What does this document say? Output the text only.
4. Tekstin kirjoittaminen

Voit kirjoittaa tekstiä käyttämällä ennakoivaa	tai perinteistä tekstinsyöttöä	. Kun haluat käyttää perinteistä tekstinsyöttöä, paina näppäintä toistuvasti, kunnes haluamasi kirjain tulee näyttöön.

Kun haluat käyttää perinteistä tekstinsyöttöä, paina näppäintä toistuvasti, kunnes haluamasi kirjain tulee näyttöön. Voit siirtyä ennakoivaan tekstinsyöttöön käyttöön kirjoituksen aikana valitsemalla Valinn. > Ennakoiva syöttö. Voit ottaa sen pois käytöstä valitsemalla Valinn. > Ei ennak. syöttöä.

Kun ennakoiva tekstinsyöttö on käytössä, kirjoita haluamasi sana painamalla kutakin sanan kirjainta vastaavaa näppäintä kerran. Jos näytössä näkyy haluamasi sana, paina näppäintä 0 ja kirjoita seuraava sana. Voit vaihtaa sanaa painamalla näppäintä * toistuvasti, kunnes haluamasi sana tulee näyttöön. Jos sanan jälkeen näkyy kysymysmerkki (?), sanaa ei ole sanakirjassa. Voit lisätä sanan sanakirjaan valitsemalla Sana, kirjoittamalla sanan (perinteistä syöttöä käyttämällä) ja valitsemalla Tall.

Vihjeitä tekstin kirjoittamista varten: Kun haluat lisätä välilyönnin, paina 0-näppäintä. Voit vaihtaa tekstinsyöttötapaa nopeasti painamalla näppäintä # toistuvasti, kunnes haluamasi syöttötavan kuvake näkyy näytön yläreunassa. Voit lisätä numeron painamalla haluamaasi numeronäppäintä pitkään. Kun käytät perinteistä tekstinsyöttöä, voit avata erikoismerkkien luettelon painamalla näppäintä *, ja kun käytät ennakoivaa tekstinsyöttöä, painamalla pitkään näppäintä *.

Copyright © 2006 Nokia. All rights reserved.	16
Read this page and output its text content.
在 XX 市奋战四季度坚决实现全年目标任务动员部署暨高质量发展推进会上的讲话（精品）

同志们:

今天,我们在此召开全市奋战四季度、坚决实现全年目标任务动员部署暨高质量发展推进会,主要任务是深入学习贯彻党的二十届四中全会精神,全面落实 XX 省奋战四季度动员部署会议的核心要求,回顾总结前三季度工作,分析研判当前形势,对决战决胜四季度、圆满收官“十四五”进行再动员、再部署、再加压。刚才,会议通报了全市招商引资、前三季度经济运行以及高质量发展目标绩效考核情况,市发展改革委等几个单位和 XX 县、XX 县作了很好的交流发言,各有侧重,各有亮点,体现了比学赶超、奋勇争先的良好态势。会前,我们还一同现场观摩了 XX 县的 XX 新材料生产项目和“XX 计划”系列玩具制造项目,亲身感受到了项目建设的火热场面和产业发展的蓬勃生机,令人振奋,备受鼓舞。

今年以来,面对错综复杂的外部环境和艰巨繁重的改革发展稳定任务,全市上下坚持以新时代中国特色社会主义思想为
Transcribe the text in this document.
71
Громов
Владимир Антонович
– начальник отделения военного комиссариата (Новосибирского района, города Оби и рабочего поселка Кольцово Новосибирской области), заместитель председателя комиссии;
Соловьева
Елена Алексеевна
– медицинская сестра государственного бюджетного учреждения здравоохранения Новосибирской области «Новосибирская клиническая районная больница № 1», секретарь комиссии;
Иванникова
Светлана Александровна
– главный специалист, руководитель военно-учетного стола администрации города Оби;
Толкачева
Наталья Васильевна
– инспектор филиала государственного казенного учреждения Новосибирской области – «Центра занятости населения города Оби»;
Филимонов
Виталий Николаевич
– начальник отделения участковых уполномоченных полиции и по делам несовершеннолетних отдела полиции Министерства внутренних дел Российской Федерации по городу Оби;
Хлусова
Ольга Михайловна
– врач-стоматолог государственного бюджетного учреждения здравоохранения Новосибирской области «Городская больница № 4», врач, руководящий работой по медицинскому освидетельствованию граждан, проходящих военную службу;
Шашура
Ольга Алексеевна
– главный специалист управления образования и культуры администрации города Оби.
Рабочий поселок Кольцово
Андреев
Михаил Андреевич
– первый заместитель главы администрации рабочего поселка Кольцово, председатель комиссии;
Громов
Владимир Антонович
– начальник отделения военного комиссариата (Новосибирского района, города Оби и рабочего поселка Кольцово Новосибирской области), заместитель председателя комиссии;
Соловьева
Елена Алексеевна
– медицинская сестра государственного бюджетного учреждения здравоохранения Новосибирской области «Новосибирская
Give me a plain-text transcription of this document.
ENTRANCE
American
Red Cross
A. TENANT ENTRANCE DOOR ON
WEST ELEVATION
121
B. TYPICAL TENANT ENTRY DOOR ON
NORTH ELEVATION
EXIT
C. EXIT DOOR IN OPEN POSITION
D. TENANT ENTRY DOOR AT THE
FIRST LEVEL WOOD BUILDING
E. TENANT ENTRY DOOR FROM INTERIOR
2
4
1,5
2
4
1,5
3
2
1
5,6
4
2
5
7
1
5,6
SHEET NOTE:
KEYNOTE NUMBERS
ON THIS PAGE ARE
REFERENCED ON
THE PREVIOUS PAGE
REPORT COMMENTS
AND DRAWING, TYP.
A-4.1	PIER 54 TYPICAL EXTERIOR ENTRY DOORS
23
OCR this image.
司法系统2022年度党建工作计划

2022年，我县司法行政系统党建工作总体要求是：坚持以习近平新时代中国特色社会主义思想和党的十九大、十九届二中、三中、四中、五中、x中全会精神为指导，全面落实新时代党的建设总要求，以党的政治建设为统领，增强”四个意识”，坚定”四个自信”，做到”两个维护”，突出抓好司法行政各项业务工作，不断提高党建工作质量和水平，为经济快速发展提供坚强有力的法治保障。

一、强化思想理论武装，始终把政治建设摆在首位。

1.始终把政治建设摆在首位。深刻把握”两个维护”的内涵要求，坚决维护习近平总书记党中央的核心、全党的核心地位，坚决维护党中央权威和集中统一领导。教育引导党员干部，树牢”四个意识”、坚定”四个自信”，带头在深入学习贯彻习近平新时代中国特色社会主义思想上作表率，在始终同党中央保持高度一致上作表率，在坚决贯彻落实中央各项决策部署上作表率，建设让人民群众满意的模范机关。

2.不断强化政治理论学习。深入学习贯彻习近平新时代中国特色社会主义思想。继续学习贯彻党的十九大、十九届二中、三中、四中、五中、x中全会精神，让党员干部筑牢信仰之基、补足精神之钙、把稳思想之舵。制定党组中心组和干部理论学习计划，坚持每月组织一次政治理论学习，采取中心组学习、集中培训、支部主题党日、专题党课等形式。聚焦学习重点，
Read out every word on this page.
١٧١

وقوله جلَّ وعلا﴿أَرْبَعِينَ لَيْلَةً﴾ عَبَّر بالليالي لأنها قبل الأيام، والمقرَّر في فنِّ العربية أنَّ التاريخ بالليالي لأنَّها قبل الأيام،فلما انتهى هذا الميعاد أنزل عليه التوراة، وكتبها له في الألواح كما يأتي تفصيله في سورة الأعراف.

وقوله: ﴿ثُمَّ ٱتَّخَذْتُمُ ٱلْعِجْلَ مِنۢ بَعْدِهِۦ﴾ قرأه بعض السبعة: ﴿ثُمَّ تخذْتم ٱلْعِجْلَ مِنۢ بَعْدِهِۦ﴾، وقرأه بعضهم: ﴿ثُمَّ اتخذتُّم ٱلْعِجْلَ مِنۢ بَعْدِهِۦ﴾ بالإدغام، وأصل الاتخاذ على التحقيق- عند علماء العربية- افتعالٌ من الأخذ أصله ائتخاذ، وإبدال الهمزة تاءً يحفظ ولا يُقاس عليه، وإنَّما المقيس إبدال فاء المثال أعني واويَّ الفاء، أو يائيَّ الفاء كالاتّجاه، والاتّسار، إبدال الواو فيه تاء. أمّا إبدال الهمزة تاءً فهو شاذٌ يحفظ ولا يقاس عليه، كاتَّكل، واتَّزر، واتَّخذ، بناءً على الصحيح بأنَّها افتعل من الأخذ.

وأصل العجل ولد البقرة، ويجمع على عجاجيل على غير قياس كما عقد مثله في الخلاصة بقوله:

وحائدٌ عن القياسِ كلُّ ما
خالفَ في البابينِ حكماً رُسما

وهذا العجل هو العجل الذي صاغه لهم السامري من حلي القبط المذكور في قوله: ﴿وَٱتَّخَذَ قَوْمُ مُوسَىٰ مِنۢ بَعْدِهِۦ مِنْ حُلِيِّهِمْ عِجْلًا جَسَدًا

● ● ● ●

=== Exercise requirements ===
Search the records above for "العجل". Copy each line where it is found.

=== The solution ===
وأصل العجل ولد البقرة، ويجمع على عجاجيل على غير قياس كما عقد مثله في الخلاصة بقوله:
وهذا العجل هو العجل الذي صاغه لهم السامري من حلي القبط المذكور في قوله: ﴿وَٱتَّخَذَ قَوْمُ مُوسَىٰ مِنۢ بَعْدِهِۦ مِنْ حُلِيِّهِمْ عِجْلًا جَسَدًا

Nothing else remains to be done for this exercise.